§ STATED EXERCISE
Each record that follows should be repeated exactly, minus any images.

§ DATASET ROWS
····················
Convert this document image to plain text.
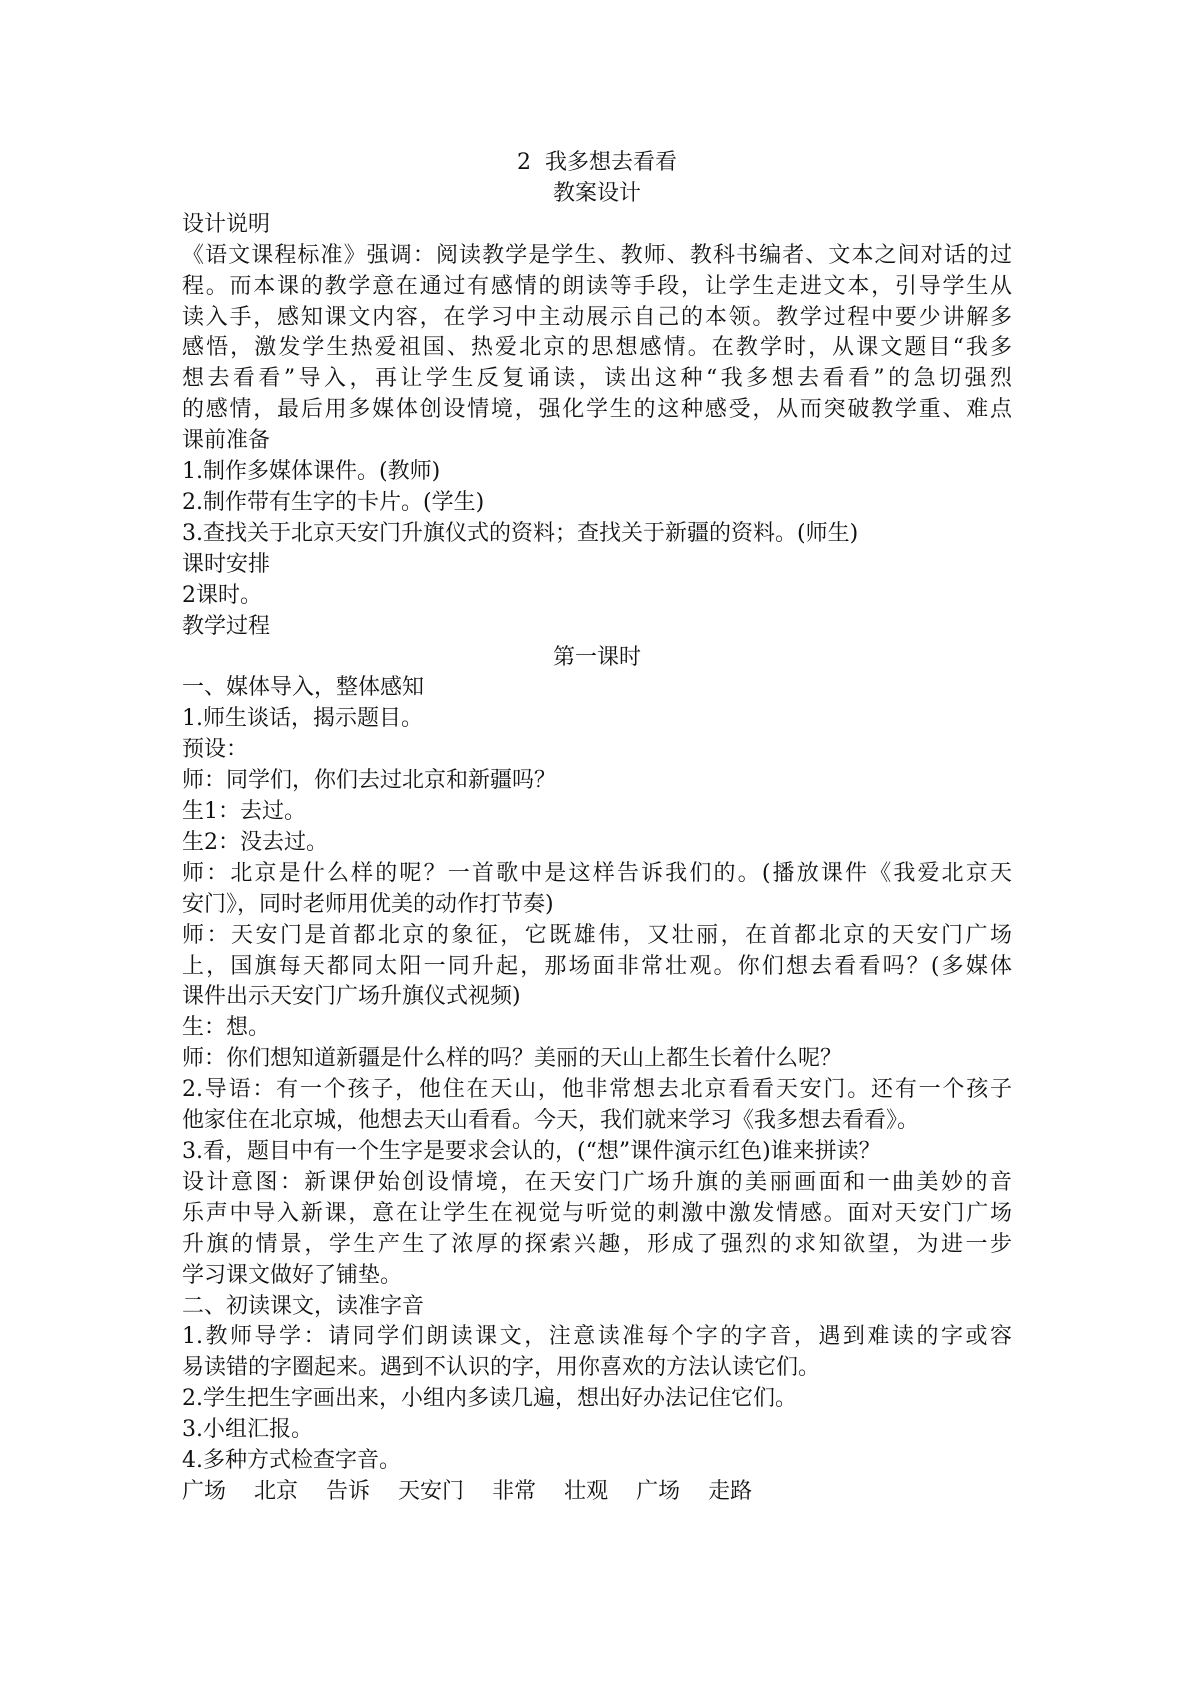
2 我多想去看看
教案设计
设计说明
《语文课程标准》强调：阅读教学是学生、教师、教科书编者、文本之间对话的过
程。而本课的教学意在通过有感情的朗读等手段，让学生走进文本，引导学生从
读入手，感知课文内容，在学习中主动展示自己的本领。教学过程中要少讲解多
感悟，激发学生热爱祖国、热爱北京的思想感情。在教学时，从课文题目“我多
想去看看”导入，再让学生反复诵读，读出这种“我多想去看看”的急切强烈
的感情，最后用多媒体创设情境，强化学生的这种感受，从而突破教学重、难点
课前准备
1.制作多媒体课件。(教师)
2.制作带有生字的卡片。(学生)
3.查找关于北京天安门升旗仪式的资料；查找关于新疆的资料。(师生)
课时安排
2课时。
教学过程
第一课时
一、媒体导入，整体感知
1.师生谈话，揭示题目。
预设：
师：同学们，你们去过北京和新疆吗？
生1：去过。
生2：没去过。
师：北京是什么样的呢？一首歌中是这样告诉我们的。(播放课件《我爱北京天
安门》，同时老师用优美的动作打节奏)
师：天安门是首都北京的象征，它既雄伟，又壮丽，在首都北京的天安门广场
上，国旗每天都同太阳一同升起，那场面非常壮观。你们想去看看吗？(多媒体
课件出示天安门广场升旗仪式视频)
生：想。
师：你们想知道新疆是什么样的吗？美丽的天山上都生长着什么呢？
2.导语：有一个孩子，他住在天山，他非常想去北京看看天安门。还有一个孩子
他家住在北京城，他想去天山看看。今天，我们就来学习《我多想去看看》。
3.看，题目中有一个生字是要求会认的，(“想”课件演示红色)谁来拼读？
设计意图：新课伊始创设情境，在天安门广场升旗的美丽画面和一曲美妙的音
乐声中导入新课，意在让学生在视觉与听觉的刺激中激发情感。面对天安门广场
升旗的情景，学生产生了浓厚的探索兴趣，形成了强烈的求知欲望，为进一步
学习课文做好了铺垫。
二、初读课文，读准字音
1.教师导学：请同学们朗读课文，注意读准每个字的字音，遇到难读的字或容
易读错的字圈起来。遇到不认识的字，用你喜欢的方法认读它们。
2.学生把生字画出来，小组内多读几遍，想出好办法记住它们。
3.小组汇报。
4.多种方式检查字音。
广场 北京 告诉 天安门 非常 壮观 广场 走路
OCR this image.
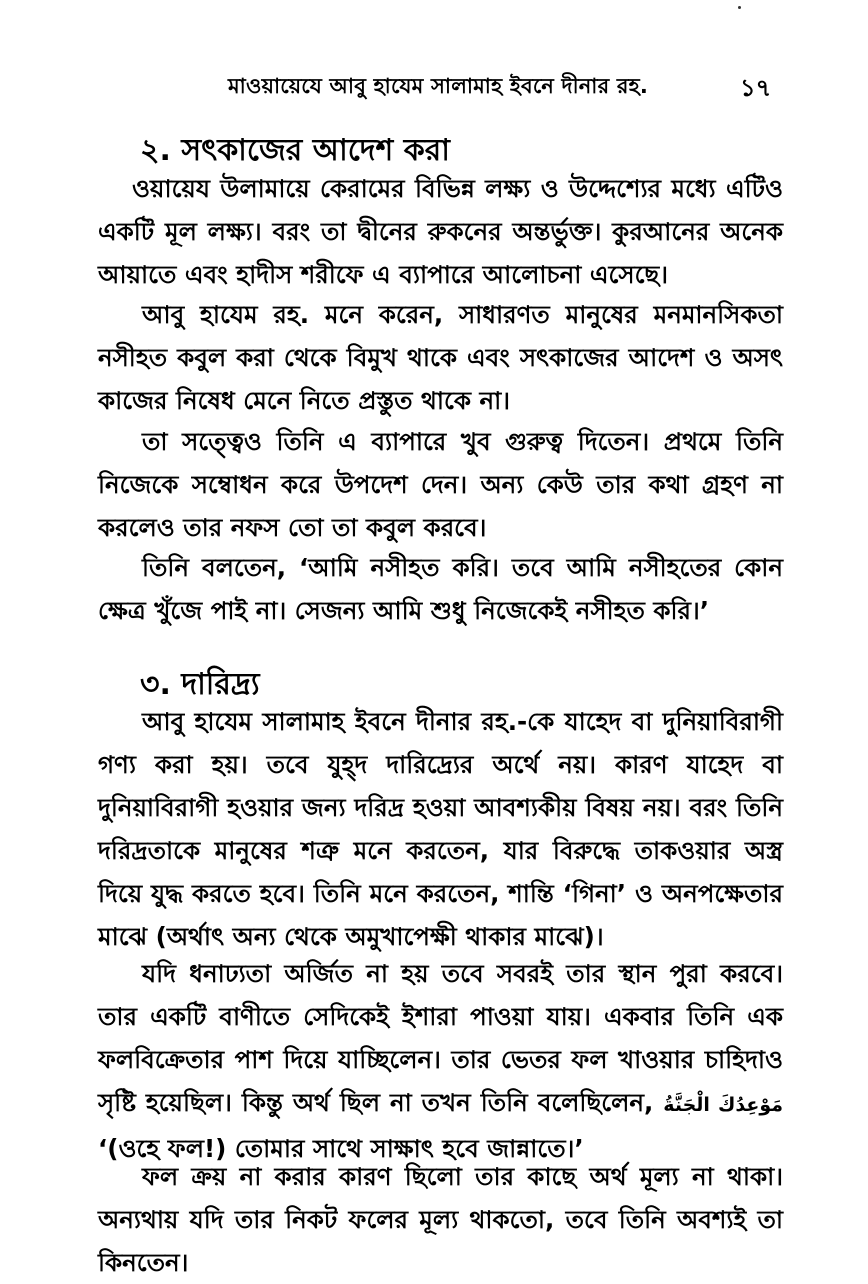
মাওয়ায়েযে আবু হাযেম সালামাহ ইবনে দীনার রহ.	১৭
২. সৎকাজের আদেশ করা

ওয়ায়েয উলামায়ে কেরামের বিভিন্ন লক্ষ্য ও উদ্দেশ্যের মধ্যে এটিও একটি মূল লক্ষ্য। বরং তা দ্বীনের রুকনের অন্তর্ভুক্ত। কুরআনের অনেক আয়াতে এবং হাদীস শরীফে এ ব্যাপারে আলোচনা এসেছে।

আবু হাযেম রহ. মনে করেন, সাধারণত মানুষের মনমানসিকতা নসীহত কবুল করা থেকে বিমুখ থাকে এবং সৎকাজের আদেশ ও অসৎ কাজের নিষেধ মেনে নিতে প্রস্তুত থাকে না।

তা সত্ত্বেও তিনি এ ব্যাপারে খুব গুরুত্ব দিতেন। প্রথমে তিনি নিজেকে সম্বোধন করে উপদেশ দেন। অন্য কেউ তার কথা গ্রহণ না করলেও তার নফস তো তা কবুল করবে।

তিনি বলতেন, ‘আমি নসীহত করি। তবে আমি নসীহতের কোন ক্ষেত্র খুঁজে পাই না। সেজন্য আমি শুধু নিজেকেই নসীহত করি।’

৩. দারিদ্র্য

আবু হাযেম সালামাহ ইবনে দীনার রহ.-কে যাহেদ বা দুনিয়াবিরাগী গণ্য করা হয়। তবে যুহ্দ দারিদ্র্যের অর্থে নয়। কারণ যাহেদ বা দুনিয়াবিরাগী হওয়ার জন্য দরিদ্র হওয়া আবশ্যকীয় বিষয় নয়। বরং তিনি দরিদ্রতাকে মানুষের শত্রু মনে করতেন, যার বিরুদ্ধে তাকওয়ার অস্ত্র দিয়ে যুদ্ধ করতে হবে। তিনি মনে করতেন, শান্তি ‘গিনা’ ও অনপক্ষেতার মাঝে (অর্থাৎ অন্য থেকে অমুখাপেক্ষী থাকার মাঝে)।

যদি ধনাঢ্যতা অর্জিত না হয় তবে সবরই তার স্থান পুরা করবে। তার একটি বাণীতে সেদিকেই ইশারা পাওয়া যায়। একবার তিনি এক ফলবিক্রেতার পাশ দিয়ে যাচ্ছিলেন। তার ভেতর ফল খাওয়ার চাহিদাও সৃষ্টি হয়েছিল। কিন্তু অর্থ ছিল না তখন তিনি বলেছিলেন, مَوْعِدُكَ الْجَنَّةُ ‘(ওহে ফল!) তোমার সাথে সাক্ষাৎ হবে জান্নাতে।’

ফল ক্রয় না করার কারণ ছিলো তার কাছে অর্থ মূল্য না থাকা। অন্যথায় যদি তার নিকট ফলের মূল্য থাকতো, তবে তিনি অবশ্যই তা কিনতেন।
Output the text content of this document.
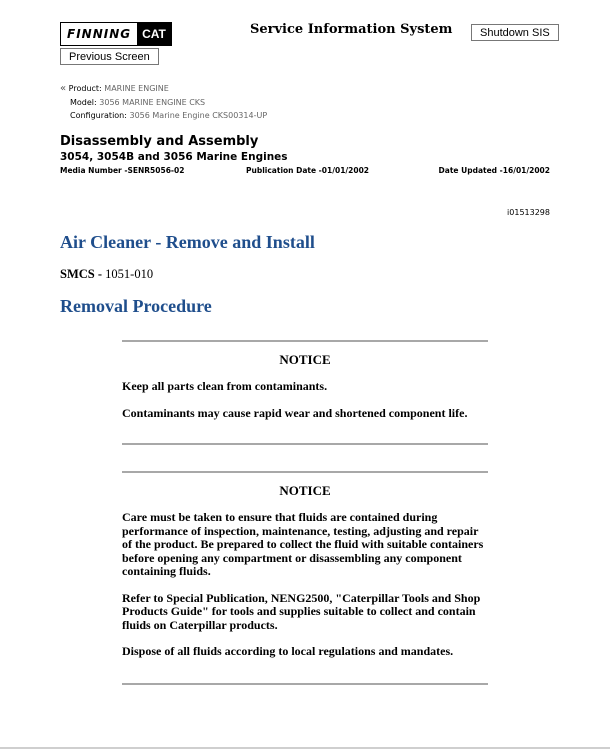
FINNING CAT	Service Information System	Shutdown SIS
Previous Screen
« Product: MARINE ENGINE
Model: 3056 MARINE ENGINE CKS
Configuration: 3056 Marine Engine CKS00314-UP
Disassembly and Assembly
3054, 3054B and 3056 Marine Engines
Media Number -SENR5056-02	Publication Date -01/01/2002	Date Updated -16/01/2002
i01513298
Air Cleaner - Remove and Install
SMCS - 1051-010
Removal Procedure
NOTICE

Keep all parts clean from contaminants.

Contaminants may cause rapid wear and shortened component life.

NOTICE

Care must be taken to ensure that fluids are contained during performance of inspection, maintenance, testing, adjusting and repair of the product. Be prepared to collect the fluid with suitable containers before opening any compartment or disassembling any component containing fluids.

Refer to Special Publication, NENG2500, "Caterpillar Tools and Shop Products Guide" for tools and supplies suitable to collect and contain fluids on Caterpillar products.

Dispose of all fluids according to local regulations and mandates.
····················
§ OUTPUT BELOW
Convert this document image to plain text.
2 我多想去看看
教案设计
设计说明
《语文课程标准》强调：阅读教学是学生、教师、教科书编者、文本之间对话的过
程。而本课的教学意在通过有感情的朗读等手段，让学生走进文本，引导学生从
读入手，感知课文内容，在学习中主动展示自己的本领。教学过程中要少讲解多
感悟，激发学生热爱祖国、热爱北京的思想感情。在教学时，从课文题目“我多
想去看看”导入，再让学生反复诵读，读出这种“我多想去看看”的急切强烈
的感情，最后用多媒体创设情境，强化学生的这种感受，从而突破教学重、难点
课前准备
1.制作多媒体课件。(教师)
2.制作带有生字的卡片。(学生)
3.查找关于北京天安门升旗仪式的资料；查找关于新疆的资料。(师生)
课时安排
2课时。
教学过程
第一课时
一、媒体导入，整体感知
1.师生谈话，揭示题目。
预设：
师：同学们，你们去过北京和新疆吗？
生1：去过。
生2：没去过。
师：北京是什么样的呢？一首歌中是这样告诉我们的。(播放课件《我爱北京天
安门》，同时老师用优美的动作打节奏)
师：天安门是首都北京的象征，它既雄伟，又壮丽，在首都北京的天安门广场
上，国旗每天都同太阳一同升起，那场面非常壮观。你们想去看看吗？(多媒体
课件出示天安门广场升旗仪式视频)
生：想。
师：你们想知道新疆是什么样的吗？美丽的天山上都生长着什么呢？
2.导语：有一个孩子，他住在天山，他非常想去北京看看天安门。还有一个孩子
他家住在北京城，他想去天山看看。今天，我们就来学习《我多想去看看》。
3.看，题目中有一个生字是要求会认的，(“想”课件演示红色)谁来拼读？
设计意图：新课伊始创设情境，在天安门广场升旗的美丽画面和一曲美妙的音
乐声中导入新课，意在让学生在视觉与听觉的刺激中激发情感。面对天安门广场
升旗的情景，学生产生了浓厚的探索兴趣，形成了强烈的求知欲望，为进一步
学习课文做好了铺垫。
二、初读课文，读准字音
1.教师导学：请同学们朗读课文，注意读准每个字的字音，遇到难读的字或容
易读错的字圈起来。遇到不认识的字，用你喜欢的方法认读它们。
2.学生把生字画出来，小组内多读几遍，想出好办法记住它们。
3.小组汇报。
4.多种方式检查字音。
广场 北京 告诉 天安门 非常 壮观 广场 走路
OCR this image.
মাওয়ায়েযে আবু হাযেম সালামাহ ইবনে দীনার রহ.	১৭
২. সৎকাজের আদেশ করা

ওয়ায়েয উলামায়ে কেরামের বিভিন্ন লক্ষ্য ও উদ্দেশ্যের মধ্যে এটিও একটি মূল লক্ষ্য। বরং তা দ্বীনের রুকনের অন্তর্ভুক্ত। কুরআনের অনেক আয়াতে এবং হাদীস শরীফে এ ব্যাপারে আলোচনা এসেছে।

আবু হাযেম রহ. মনে করেন, সাধারণত মানুষের মনমানসিকতা নসীহত কবুল করা থেকে বিমুখ থাকে এবং সৎকাজের আদেশ ও অসৎ কাজের নিষেধ মেনে নিতে প্রস্তুত থাকে না।

তা সত্ত্বেও তিনি এ ব্যাপারে খুব গুরুত্ব দিতেন। প্রথমে তিনি নিজেকে সম্বোধন করে উপদেশ দেন। অন্য কেউ তার কথা গ্রহণ না করলেও তার নফস তো তা কবুল করবে।

তিনি বলতেন, ‘আমি নসীহত করি। তবে আমি নসীহতের কোন ক্ষেত্র খুঁজে পাই না। সেজন্য আমি শুধু নিজেকেই নসীহত করি।’

৩. দারিদ্র্য

আবু হাযেম সালামাহ ইবনে দীনার রহ.-কে যাহেদ বা দুনিয়াবিরাগী গণ্য করা হয়। তবে যুহ্দ দারিদ্র্যের অর্থে নয়। কারণ যাহেদ বা দুনিয়াবিরাগী হওয়ার জন্য দরিদ্র হওয়া আবশ্যকীয় বিষয় নয়। বরং তিনি দরিদ্রতাকে মানুষের শত্রু মনে করতেন, যার বিরুদ্ধে তাকওয়ার অস্ত্র দিয়ে যুদ্ধ করতে হবে। তিনি মনে করতেন, শান্তি ‘গিনা’ ও অনপক্ষেতার মাঝে (অর্থাৎ অন্য থেকে অমুখাপেক্ষী থাকার মাঝে)।

যদি ধনাঢ্যতা অর্জিত না হয় তবে সবরই তার স্থান পুরা করবে। তার একটি বাণীতে সেদিকেই ইশারা পাওয়া যায়। একবার তিনি এক ফলবিক্রেতার পাশ দিয়ে যাচ্ছিলেন। তার ভেতর ফল খাওয়ার চাহিদাও সৃষ্টি হয়েছিল। কিন্তু অর্থ ছিল না তখন তিনি বলেছিলেন, مَوْعِدُكَ الْجَنَّةُ ‘(ওহে ফল!) তোমার সাথে সাক্ষাৎ হবে জান্নাতে।’

ফল ক্রয় না করার কারণ ছিলো তার কাছে অর্থ মূল্য না থাকা। অন্যথায় যদি তার নিকট ফলের মূল্য থাকতো, তবে তিনি অবশ্যই তা কিনতেন।
Output the text content of this document.
FINNING CAT	Service Information System	Shutdown SIS
Previous Screen
« Product: MARINE ENGINE
Model: 3056 MARINE ENGINE CKS
Configuration: 3056 Marine Engine CKS00314-UP
Disassembly and Assembly
3054, 3054B and 3056 Marine Engines
Media Number -SENR5056-02	Publication Date -01/01/2002	Date Updated -16/01/2002
i01513298
Air Cleaner - Remove and Install
SMCS - 1051-010
Removal Procedure
NOTICE

Keep all parts clean from contaminants.

Contaminants may cause rapid wear and shortened component life.

NOTICE

Care must be taken to ensure that fluids are contained during performance of inspection, maintenance, testing, adjusting and repair of the product. Be prepared to collect the fluid with suitable containers before opening any compartment or disassembling any component containing fluids.

Refer to Special Publication, NENG2500, "Caterpillar Tools and Shop Products Guide" for tools and supplies suitable to collect and contain fluids on Caterpillar products.

Dispose of all fluids according to local regulations and mandates.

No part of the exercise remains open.